--- Listed entries ---

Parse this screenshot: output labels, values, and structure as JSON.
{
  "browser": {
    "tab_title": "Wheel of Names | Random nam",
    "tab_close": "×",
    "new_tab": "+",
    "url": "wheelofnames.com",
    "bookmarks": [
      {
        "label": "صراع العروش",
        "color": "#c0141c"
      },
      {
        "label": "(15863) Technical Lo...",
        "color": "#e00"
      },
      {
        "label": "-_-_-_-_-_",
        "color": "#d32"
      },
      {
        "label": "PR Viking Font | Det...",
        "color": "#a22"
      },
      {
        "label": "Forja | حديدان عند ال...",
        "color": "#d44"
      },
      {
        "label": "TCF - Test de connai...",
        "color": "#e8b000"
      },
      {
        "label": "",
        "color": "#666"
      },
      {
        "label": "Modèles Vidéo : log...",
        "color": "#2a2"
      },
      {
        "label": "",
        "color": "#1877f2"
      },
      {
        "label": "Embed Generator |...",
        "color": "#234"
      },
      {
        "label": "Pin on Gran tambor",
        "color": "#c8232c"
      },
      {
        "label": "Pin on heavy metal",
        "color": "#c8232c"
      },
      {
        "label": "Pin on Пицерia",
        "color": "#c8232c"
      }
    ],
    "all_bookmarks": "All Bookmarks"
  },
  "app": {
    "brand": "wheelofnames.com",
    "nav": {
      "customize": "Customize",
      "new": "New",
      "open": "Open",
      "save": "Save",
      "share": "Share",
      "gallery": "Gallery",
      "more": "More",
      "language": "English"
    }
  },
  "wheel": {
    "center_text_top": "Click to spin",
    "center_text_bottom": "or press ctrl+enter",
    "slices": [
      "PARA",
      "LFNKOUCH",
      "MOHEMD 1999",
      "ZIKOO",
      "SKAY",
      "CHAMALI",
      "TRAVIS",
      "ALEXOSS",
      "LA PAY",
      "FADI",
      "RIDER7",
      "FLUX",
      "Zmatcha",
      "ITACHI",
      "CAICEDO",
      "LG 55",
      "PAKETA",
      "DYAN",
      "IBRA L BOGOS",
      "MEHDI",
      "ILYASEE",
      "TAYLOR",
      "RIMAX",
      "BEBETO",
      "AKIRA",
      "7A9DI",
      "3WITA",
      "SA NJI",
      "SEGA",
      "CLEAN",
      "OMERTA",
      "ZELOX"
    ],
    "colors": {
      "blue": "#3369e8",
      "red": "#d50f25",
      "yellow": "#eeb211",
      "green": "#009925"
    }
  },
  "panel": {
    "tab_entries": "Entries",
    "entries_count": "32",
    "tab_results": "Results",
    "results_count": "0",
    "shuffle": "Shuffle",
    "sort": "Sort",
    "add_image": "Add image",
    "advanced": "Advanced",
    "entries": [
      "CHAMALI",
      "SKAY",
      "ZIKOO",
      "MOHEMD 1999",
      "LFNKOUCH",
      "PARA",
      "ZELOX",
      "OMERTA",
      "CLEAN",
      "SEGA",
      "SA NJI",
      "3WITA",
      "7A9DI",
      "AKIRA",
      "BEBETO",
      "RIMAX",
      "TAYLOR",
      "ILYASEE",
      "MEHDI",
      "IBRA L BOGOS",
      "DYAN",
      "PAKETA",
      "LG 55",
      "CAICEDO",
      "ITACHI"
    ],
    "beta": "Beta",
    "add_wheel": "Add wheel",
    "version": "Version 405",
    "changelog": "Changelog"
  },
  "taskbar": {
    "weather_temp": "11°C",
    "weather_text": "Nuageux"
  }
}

---

Repeat every entry exactly, please.

Parse this screenshot: output labels, values, and structure as JSON.
{
  "browser": {
    "tab_title": "Wheel of Names | Random nam",
    "tab_close": "×",
    "new_tab": "+",
    "url": "wheelofnames.com",
    "bookmarks": [
      {
        "label": "صراع العروش",
        "color": "#c0141c"
      },
      {
        "label": "(15863) Technical Lo...",
        "color": "#e00"
      },
      {
        "label": "-_-_-_-_-_",
        "color": "#d32"
      },
      {
        "label": "PR Viking Font | Det...",
        "color": "#a22"
      },
      {
        "label": "Forja | حديدان عند ال...",
        "color": "#d44"
      },
      {
        "label": "TCF - Test de connai...",
        "color": "#e8b000"
      },
      {
        "label": "",
        "color": "#666"
      },
      {
        "label": "Modèles Vidéo : log...",
        "color": "#2a2"
      },
      {
        "label": "",
        "color": "#1877f2"
      },
      {
        "label": "Embed Generator |...",
        "color": "#234"
      },
      {
        "label": "Pin on Gran tambor",
        "color": "#c8232c"
      },
      {
        "label": "Pin on heavy metal",
        "color": "#c8232c"
      },
      {
        "label": "Pin on Пицерia",
        "color": "#c8232c"
      }
    ],
    "all_bookmarks": "All Bookmarks"
  },
  "app": {
    "brand": "wheelofnames.com",
    "nav": {
      "customize": "Customize",
      "new": "New",
      "open": "Open",
      "save": "Save",
      "share": "Share",
      "gallery": "Gallery",
      "more": "More",
      "language": "English"
    }
  },
  "wheel": {
    "center_text_top": "Click to spin",
    "center_text_bottom": "or press ctrl+enter",
    "slices": [
      "PARA",
      "LFNKOUCH",
      "MOHEMD 1999",
      "ZIKOO",
      "SKAY",
      "CHAMALI",
      "TRAVIS",
      "ALEXOSS",
      "LA PAY",
      "FADI",
      "RIDER7",
      "FLUX",
      "Zmatcha",
      "ITACHI",
      "CAICEDO",
      "LG 55",
      "PAKETA",
      "DYAN",
      "IBRA L BOGOS",
      "MEHDI",
      "ILYASEE",
      "TAYLOR",
      "RIMAX",
      "BEBETO",
      "AKIRA",
      "7A9DI",
      "3WITA",
      "SA NJI",
      "SEGA",
      "CLEAN",
      "OMERTA",
      "ZELOX"
    ],
    "colors": {
      "blue": "#3369e8",
      "red": "#d50f25",
      "yellow": "#eeb211",
      "green": "#009925"
    }
  },
  "panel": {
    "tab_entries": "Entries",
    "entries_count": "32",
    "tab_results": "Results",
    "results_count": "0",
    "shuffle": "Shuffle",
    "sort": "Sort",
    "add_image": "Add image",
    "advanced": "Advanced",
    "entries": [
      "CHAMALI",
      "SKAY",
      "ZIKOO",
      "MOHEMD 1999",
      "LFNKOUCH",
      "PARA",
      "ZELOX",
      "OMERTA",
      "CLEAN",
      "SEGA",
      "SA NJI",
      "3WITA",
      "7A9DI",
      "AKIRA",
      "BEBETO",
      "RIMAX",
      "TAYLOR",
      "ILYASEE",
      "MEHDI",
      "IBRA L BOGOS",
      "DYAN",
      "PAKETA",
      "LG 55",
      "CAICEDO",
      "ITACHI"
    ],
    "beta": "Beta",
    "add_wheel": "Add wheel",
    "version": "Version 405",
    "changelog": "Changelog"
  },
  "taskbar": {
    "weather_temp": "11°C",
    "weather_text": "Nuageux"
  }
}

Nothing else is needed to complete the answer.